TASK OBJECTIVE: Return the listing below in full, with every line exactly as it is.

Structured figure records
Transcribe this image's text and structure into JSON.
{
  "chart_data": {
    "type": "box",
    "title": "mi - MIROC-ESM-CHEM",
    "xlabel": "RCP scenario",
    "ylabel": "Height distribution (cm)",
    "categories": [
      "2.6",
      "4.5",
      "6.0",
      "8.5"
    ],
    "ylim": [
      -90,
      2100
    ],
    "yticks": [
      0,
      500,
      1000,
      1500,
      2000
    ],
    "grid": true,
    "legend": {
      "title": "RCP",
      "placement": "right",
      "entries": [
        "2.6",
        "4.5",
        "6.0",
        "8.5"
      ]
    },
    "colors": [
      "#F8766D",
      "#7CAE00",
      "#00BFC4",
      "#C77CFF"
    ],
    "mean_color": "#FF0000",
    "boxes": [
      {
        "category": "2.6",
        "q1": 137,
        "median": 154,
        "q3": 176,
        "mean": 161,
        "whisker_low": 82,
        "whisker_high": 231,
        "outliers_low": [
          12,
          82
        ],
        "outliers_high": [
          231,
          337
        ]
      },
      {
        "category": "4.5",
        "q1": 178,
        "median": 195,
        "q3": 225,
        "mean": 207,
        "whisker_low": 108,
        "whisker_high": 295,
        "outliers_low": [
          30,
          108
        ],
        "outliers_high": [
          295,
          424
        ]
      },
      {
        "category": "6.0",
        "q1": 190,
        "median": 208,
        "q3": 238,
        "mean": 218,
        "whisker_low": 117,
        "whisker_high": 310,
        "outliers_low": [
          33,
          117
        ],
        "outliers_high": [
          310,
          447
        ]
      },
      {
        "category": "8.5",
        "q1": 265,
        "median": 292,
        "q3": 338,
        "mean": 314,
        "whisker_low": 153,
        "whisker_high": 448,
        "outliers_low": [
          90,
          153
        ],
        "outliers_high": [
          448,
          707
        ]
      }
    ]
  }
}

EXERCISE OUTPUT:
Transcribe this image's text and structure into JSON.
{
  "chart_data": {
    "type": "box",
    "title": "mi - MIROC-ESM-CHEM",
    "xlabel": "RCP scenario",
    "ylabel": "Height distribution (cm)",
    "categories": [
      "2.6",
      "4.5",
      "6.0",
      "8.5"
    ],
    "ylim": [
      -90,
      2100
    ],
    "yticks": [
      0,
      500,
      1000,
      1500,
      2000
    ],
    "grid": true,
    "legend": {
      "title": "RCP",
      "placement": "right",
      "entries": [
        "2.6",
        "4.5",
        "6.0",
        "8.5"
      ]
    },
    "colors": [
      "#F8766D",
      "#7CAE00",
      "#00BFC4",
      "#C77CFF"
    ],
    "mean_color": "#FF0000",
    "boxes": [
      {
        "category": "2.6",
        "q1": 137,
        "median": 154,
        "q3": 176,
        "mean": 161,
        "whisker_low": 82,
        "whisker_high": 231,
        "outliers_low": [
          12,
          82
        ],
        "outliers_high": [
          231,
          337
        ]
      },
      {
        "category": "4.5",
        "q1": 178,
        "median": 195,
        "q3": 225,
        "mean": 207,
        "whisker_low": 108,
        "whisker_high": 295,
        "outliers_low": [
          30,
          108
        ],
        "outliers_high": [
          295,
          424
        ]
      },
      {
        "category": "6.0",
        "q1": 190,
        "median": 208,
        "q3": 238,
        "mean": 218,
        "whisker_low": 117,
        "whisker_high": 310,
        "outliers_low": [
          33,
          117
        ],
        "outliers_high": [
          310,
          447
        ]
      },
      {
        "category": "8.5",
        "q1": 265,
        "median": 292,
        "q3": 338,
        "mean": 314,
        "whisker_low": 153,
        "whisker_high": 448,
        "outliers_low": [
          90,
          153
        ],
        "outliers_high": [
          448,
          707
        ]
      }
    ]
  }
}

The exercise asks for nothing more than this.